As of r1679863, all item and key sizes are represented
as size_t throughout cache-membuffer.c.

The reason why I first tried sticking with u32 was that
larger entry_t structs mean fewer of them fit into the
index hash. Per group, there are 10 entries on /trunk,
8 on the 1.9-cache-improvements branch and only 7
for the 1.10 equivalent. So, 1.10 will be able to keep
only 30% cache entries than 1.9rc1. Still ok-ish but it
is a tight fit.


> +1 if these warnings get fixed before or as part of the merge without
> adding casts.
>

Even done away with older casts :)

Going to merge to /trunk now with your and Bert's vote.

-- Stefan^2.

Re: [VOTE] Merging 1.9-cache-improvements to /trunk

Posted by Stefan Fuhrmann <st...@wandisco.com>.

> Given entries
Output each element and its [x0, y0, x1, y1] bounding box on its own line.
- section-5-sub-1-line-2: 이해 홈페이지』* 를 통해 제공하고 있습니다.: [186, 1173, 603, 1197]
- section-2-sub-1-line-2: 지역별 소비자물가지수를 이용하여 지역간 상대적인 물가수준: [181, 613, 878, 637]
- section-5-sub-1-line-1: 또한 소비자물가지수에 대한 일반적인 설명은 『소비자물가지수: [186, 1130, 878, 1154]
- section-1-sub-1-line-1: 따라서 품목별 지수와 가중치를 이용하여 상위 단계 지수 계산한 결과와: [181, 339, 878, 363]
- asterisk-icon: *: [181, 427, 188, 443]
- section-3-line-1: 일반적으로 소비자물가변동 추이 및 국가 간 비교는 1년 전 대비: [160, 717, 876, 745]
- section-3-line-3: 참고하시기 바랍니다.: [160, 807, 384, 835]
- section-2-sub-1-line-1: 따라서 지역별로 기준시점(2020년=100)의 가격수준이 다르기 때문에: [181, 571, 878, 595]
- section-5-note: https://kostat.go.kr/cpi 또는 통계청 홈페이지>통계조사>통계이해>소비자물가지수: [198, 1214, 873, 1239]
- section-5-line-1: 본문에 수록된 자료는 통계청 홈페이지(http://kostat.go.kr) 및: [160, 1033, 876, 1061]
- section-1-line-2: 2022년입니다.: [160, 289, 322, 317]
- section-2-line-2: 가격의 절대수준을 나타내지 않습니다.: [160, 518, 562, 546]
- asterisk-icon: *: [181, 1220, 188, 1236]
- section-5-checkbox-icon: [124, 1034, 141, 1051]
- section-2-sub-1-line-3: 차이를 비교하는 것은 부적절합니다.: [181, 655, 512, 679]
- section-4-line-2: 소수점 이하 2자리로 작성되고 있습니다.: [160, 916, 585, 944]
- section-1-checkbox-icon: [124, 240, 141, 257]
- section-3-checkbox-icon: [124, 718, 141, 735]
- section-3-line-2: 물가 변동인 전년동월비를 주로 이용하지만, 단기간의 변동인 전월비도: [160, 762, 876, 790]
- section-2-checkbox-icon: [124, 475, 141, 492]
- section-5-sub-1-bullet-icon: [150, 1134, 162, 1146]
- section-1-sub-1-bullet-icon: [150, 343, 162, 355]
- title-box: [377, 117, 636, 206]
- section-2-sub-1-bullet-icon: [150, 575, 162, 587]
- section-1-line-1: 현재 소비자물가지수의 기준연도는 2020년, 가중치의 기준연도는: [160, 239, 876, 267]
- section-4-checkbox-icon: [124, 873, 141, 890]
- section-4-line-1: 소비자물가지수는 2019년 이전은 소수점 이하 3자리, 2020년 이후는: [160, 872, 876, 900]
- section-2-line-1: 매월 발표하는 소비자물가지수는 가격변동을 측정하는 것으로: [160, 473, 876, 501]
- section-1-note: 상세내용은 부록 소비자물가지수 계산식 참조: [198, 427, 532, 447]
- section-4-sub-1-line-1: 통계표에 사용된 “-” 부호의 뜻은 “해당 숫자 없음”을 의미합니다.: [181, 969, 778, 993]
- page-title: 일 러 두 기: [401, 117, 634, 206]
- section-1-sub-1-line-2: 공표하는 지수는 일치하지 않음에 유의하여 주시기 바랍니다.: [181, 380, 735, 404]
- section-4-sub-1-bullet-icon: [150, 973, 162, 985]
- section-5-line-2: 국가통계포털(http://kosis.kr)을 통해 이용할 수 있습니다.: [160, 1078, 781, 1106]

> Challenge
Could you pick up the mailing-list post on merging the 1.9-cache-improvements branch to /trunk and continue it from its last line?

> Answer to this exercise
On Sat, May 16, 2015 at 7:45 PM, Ivan Zhakov <iv...@visualsvn.com> wrote:

> On 16 May 2015 at 07:48, Stefan Fuhrmann <st...@wandisco.com>
> wrote:
> > On Fri, May 15, 2015 at 7:25 PM, Philip Martin <
> philip.martin@wandisco.com>
> > wrote:
> >> Another issue: find_entry() now calls drop_entry() in more cases and can
> >> now call it when find_empty==FALSE during read operations.  On Unix when
> >> using the read-write lock this means the cache gets modified while only
> >> holding a read lock, not a write lock, and that can corrupt the cache.
> >>
> As far I understand find_entry(find_empty == TRUE) requires write-lock
> for cache, while only read-lock is required for find_empty == FALSE.
> Is correct? It would be nice to document this in docstring.
>

Done in r1679866.

-- Stefan^2.

Re: [VOTE] Merging 1.9-cache-improvements to /trunk

Posted by Ivan Zhakov <iv...@visualsvn.com>.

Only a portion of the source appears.